- [Data for this exercise]
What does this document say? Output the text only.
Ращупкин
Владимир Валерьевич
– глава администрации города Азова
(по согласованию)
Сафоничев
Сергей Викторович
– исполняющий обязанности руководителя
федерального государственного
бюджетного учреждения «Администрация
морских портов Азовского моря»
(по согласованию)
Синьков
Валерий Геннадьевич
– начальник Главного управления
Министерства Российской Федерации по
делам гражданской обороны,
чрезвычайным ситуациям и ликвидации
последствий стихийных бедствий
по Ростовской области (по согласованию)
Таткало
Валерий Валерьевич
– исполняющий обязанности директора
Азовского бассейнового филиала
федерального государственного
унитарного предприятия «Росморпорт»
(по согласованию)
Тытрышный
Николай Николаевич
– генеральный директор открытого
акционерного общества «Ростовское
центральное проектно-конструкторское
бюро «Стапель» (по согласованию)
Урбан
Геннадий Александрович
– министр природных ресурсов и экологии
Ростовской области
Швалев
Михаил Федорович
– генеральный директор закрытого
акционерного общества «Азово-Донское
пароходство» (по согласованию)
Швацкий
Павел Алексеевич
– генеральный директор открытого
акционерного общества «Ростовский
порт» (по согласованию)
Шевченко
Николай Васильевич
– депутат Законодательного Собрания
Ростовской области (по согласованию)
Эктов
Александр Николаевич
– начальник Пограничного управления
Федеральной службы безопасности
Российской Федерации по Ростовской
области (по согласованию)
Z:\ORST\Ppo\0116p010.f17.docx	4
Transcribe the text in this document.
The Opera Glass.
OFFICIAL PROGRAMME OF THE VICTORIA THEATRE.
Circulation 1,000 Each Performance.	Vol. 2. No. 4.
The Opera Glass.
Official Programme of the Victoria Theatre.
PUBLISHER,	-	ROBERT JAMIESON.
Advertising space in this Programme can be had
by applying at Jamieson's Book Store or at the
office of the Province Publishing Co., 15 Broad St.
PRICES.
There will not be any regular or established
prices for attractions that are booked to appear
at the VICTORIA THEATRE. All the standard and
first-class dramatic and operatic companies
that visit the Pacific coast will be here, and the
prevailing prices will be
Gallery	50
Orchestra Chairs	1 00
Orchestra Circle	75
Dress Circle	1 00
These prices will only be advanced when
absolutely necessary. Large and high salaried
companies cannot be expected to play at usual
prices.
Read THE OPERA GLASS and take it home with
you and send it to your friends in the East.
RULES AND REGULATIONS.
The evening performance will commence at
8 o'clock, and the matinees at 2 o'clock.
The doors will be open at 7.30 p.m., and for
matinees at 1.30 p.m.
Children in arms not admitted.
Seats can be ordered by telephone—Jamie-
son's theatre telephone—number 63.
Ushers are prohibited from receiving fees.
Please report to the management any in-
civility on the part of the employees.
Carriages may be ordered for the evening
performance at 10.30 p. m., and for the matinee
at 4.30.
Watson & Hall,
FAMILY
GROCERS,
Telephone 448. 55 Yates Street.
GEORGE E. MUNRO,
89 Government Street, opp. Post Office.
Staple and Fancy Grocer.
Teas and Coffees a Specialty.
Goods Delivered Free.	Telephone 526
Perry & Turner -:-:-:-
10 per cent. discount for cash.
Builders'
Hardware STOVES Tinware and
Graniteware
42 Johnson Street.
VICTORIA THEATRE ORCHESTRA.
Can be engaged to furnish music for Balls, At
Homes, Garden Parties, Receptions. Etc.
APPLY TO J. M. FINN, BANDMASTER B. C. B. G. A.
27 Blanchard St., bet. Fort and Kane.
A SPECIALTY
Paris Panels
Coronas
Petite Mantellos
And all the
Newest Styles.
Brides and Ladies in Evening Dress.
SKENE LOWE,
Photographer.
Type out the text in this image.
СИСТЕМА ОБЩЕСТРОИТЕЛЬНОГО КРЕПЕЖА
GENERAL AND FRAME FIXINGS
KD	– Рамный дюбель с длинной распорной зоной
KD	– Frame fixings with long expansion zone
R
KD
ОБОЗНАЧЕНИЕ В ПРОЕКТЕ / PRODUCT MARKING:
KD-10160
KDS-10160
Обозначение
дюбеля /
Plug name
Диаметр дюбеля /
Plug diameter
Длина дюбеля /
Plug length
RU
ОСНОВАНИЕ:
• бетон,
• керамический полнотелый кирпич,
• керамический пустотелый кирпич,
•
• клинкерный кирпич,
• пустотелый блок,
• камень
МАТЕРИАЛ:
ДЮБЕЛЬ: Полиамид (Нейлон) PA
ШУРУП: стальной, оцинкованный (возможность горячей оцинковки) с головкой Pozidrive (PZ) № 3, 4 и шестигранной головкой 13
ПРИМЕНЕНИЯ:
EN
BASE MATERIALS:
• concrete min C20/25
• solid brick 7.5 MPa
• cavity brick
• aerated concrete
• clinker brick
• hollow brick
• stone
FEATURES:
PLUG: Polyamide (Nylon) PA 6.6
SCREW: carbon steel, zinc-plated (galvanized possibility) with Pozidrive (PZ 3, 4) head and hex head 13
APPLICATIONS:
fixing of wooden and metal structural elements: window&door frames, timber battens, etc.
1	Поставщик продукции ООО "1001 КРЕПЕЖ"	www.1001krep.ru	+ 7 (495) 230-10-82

- [What needs to be done] Which lines hold the word "concrete"? Show each one.

- [Exercise answer]
• concrete min C20/25
• aerated concrete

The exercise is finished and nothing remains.